**Your instructions**
Transcribe all of the material below word for word and leave out its pictures.

====== Material shown ======

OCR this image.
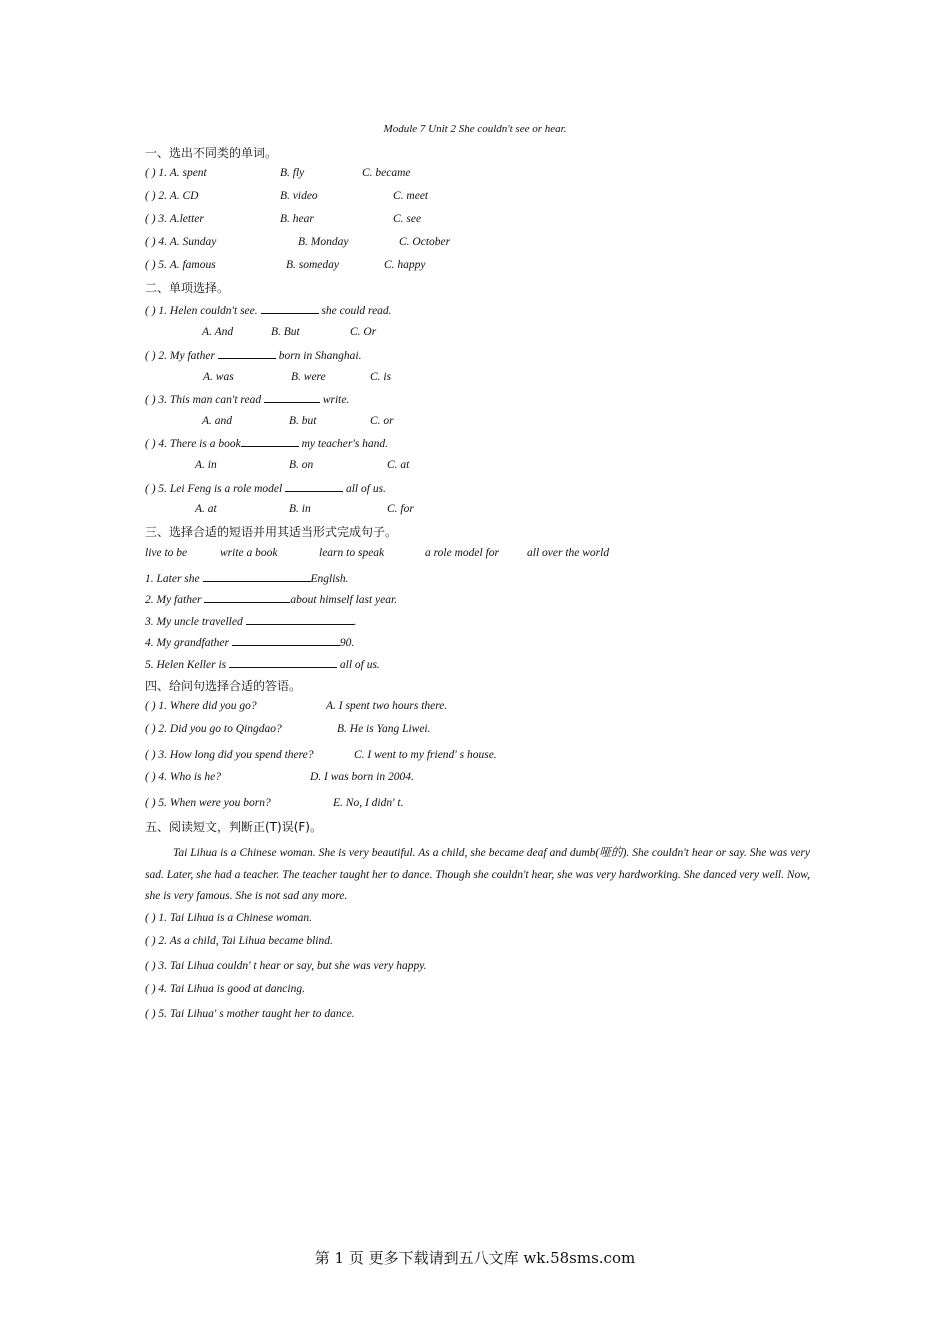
Module 7 Unit 2 She couldn't see or hear.
一、选出不同类的单词。
( ) 1. A. spent	B. fly	C. became
( ) 2. A. CD	B. video	C. meet
( ) 3. A.letter	B. hear	C. see
( ) 4. A. Sunday	B. Monday	C. October
( ) 5. A. famous	B. someday	C. happy
二、单项选择。
( ) 1. Helen couldn't see.	she could read.
A. And	B. But	C. Or
( ) 2. My father	born in Shanghai.
A. was	B. were	C. is
( ) 3. This man can't read	write.
A. and	B. but	C. or
( ) 4. There is a book	my teacher's hand.
A. in	B. on	C. at
( ) 5. Lei Feng is a role model	all of us.
A. at	B. in	C. for
三、选择合适的短语并用其适当形式完成句子。
live to be	write a book	learn to speak	a role model for all over the world
1. Later she	English.
2. My father	about himself last year.
3. My uncle travelled	.
4. My grandfather	90.
5. Helen Keller is	all of us.
四、给问句选择合适的答语。
( ) 1. Where did you go?	A. I spent two hours there.
( ) 2. Did you go to Qingdao?	B. He is Yang Liwei.
( ) 3. How long did you spend there?	C. I went to my friend' s house.
( ) 4. Who is he?	D. I was born in 2004.
( ) 5. When were you born?	E. No, I didn' t.
五、阅读短文，判断正(T)误(F)。
Tai Lihua is a Chinese woman. She is very beautiful. As a child, she became deaf and dumb(哑的). She couldn't hear or say. She was very sad. Later, she had a teacher. The teacher taught her to dance. Though she couldn't hear, she was very hardworking. She danced very well. Now, she is very famous. She is not sad any more.
( ) 1. Tai Lihua is a Chinese woman.
( ) 2. As a child, Tai Lihua became blind.
( ) 3. Tai Lihua couldn' t hear or say, but she was very happy.
( ) 4. Tai Lihua is good at dancing.
( ) 5. Tai Lihua' s mother taught her to dance.
第 1 页 更多下载请到五八文库 wk.58sms.com
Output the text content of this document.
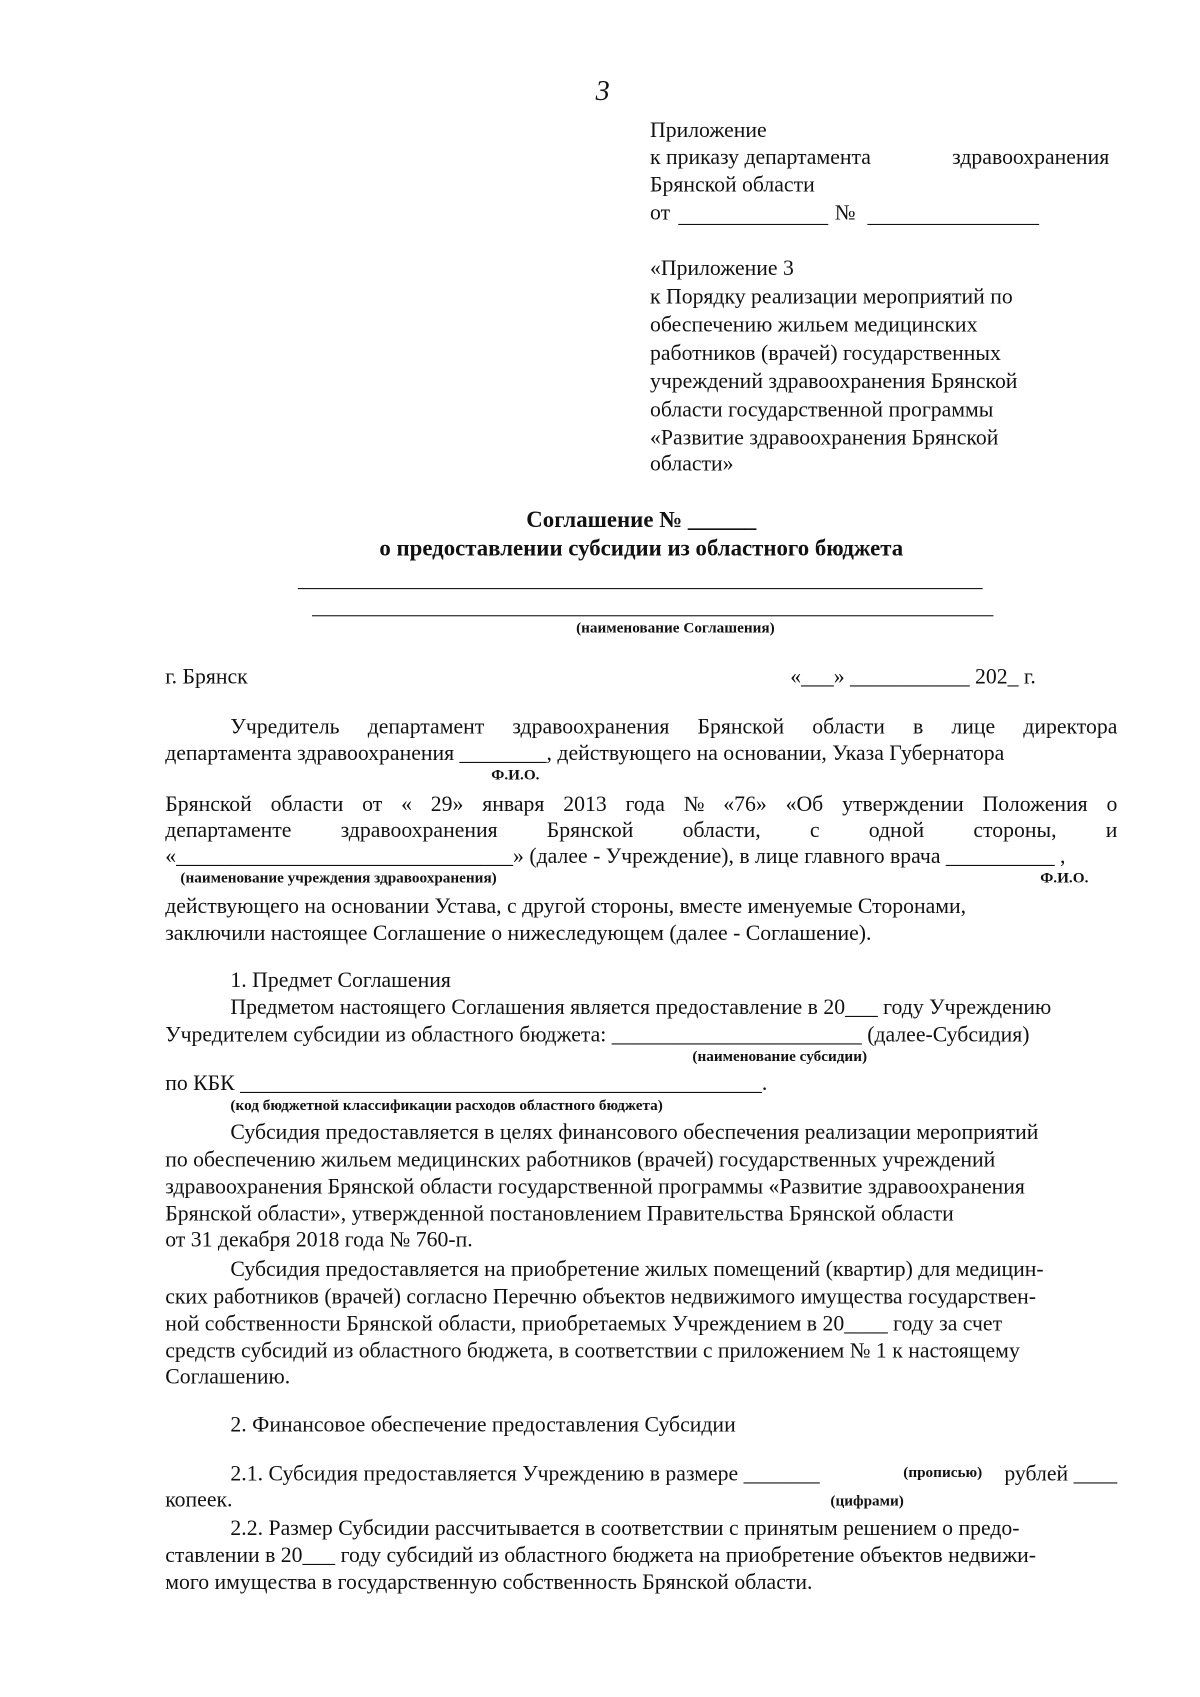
3
Приложение
к приказу департамента	здравоохранения
Брянской области
от	№
«Приложение 3
к Порядку реализации мероприятий по
обеспечению жильем медицинских
работников (врачей) государственных
учреждений здравоохранения Брянской
области государственной программы
«Развитие здравоохранения Брянской
области»
Соглашение № ______
о предоставлении субсидии из областного бюджета
(наименование Соглашения)
г. Брянск	«___» ___________ 202_ г.
Учредитель департамент здравоохранения Брянской области в лице директора
департамента здравоохранения ________, действующего на основании, Указа Губернатора
Ф.И.О.
Брянской области от « 29» января 2013 года № «76» «Об утверждении Положения о
департаменте здравоохранения Брянской области, с одной стороны, и
«_______________________________» (далее - Учреждение), в лице главного врача __________ ,
(наименование учреждения здравоохранения)	Ф.И.О.
действующего на основании Устава, с другой стороны, вместе именуемые Сторонами,
заключили настоящее Соглашение о нижеследующем (далее - Соглашение).
1. Предмет Соглашения
Предметом настоящего Соглашения является предоставление в 20___ году Учреждению
Учредителем субсидии из областного бюджета: _______________________ (далее-Субсидия)
(наименование субсидии)
по КБК ________________________________________________.
(код бюджетной классификации расходов областного бюджета)
Субсидия предоставляется в целях финансового обеспечения реализации мероприятий
по обеспечению жильем медицинских работников (врачей) государственных учреждений
здравоохранения Брянской области государственной программы «Развитие здравоохранения
Брянской области», утвержденной постановлением Правительства Брянской области
от 31 декабря 2018 года № 760-п.
Субсидия предоставляется на приобретение жилых помещений (квартир) для медицин-
ских работников (врачей) согласно Перечню объектов недвижимого имущества государствен-
ной собственности Брянской области, приобретаемых Учреждением в 20____ году за счет
средств субсидий из областного бюджета, в соответствии с приложением № 1 к настоящему
Соглашению.
2. Финансовое обеспечение предоставления Субсидии
2.1. Субсидия предоставляется Учреждению в размере _______	(прописью) рублей ____
копеек.	(цифрами)
2.2. Размер Субсидии рассчитывается в соответствии с принятым решением о предо-
ставлении в 20___ году субсидий из областного бюджета на приобретение объектов недвижи-
мого имущества в государственную собственность Брянской области.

======

**Result below**
OCR this image.
Module 7 Unit 2 She couldn't see or hear.
一、选出不同类的单词。
( ) 1. A. spent	B. fly	C. became
( ) 2. A. CD	B. video	C. meet
( ) 3. A.letter	B. hear	C. see
( ) 4. A. Sunday	B. Monday	C. October
( ) 5. A. famous	B. someday	C. happy
二、单项选择。
( ) 1. Helen couldn't see.	she could read.
A. And	B. But	C. Or
( ) 2. My father	born in Shanghai.
A. was	B. were	C. is
( ) 3. This man can't read	write.
A. and	B. but	C. or
( ) 4. There is a book	my teacher's hand.
A. in	B. on	C. at
( ) 5. Lei Feng is a role model	all of us.
A. at	B. in	C. for
三、选择合适的短语并用其适当形式完成句子。
live to be	write a book	learn to speak	a role model for all over the world
1. Later she	English.
2. My father	about himself last year.
3. My uncle travelled	.
4. My grandfather	90.
5. Helen Keller is	all of us.
四、给问句选择合适的答语。
( ) 1. Where did you go?	A. I spent two hours there.
( ) 2. Did you go to Qingdao?	B. He is Yang Liwei.
( ) 3. How long did you spend there?	C. I went to my friend' s house.
( ) 4. Who is he?	D. I was born in 2004.
( ) 5. When were you born?	E. No, I didn' t.
五、阅读短文，判断正(T)误(F)。
Tai Lihua is a Chinese woman. She is very beautiful. As a child, she became deaf and dumb(哑的). She couldn't hear or say. She was very sad. Later, she had a teacher. The teacher taught her to dance. Though she couldn't hear, she was very hardworking. She danced very well. Now, she is very famous. She is not sad any more.
( ) 1. Tai Lihua is a Chinese woman.
( ) 2. As a child, Tai Lihua became blind.
( ) 3. Tai Lihua couldn' t hear or say, but she was very happy.
( ) 4. Tai Lihua is good at dancing.
( ) 5. Tai Lihua' s mother taught her to dance.
第 1 页 更多下载请到五八文库 wk.58sms.com
Output the text content of this document.
3
Приложение
к приказу департамента	здравоохранения
Брянской области
от	№
«Приложение 3
к Порядку реализации мероприятий по
обеспечению жильем медицинских
работников (врачей) государственных
учреждений здравоохранения Брянской
области государственной программы
«Развитие здравоохранения Брянской
области»
Соглашение № ______
о предоставлении субсидии из областного бюджета
(наименование Соглашения)
г. Брянск	«___» ___________ 202_ г.
Учредитель департамент здравоохранения Брянской области в лице директора
департамента здравоохранения ________, действующего на основании, Указа Губернатора
Ф.И.О.
Брянской области от « 29» января 2013 года № «76» «Об утверждении Положения о
департаменте здравоохранения Брянской области, с одной стороны, и
«_______________________________» (далее - Учреждение), в лице главного врача __________ ,
(наименование учреждения здравоохранения)	Ф.И.О.
действующего на основании Устава, с другой стороны, вместе именуемые Сторонами,
заключили настоящее Соглашение о нижеследующем (далее - Соглашение).
1. Предмет Соглашения
Предметом настоящего Соглашения является предоставление в 20___ году Учреждению
Учредителем субсидии из областного бюджета: _______________________ (далее-Субсидия)
(наименование субсидии)
по КБК ________________________________________________.
(код бюджетной классификации расходов областного бюджета)
Субсидия предоставляется в целях финансового обеспечения реализации мероприятий
по обеспечению жильем медицинских работников (врачей) государственных учреждений
здравоохранения Брянской области государственной программы «Развитие здравоохранения
Брянской области», утвержденной постановлением Правительства Брянской области
от 31 декабря 2018 года № 760-п.
Субсидия предоставляется на приобретение жилых помещений (квартир) для медицин-
ских работников (врачей) согласно Перечню объектов недвижимого имущества государствен-
ной собственности Брянской области, приобретаемых Учреждением в 20____ году за счет
средств субсидий из областного бюджета, в соответствии с приложением № 1 к настоящему
Соглашению.
2. Финансовое обеспечение предоставления Субсидии
2.1. Субсидия предоставляется Учреждению в размере _______	(прописью) рублей ____
копеек.	(цифрами)
2.2. Размер Субсидии рассчитывается в соответствии с принятым решением о предо-
ставлении в 20___ году субсидий из областного бюджета на приобретение объектов недвижи-
мого имущества в государственную собственность Брянской области.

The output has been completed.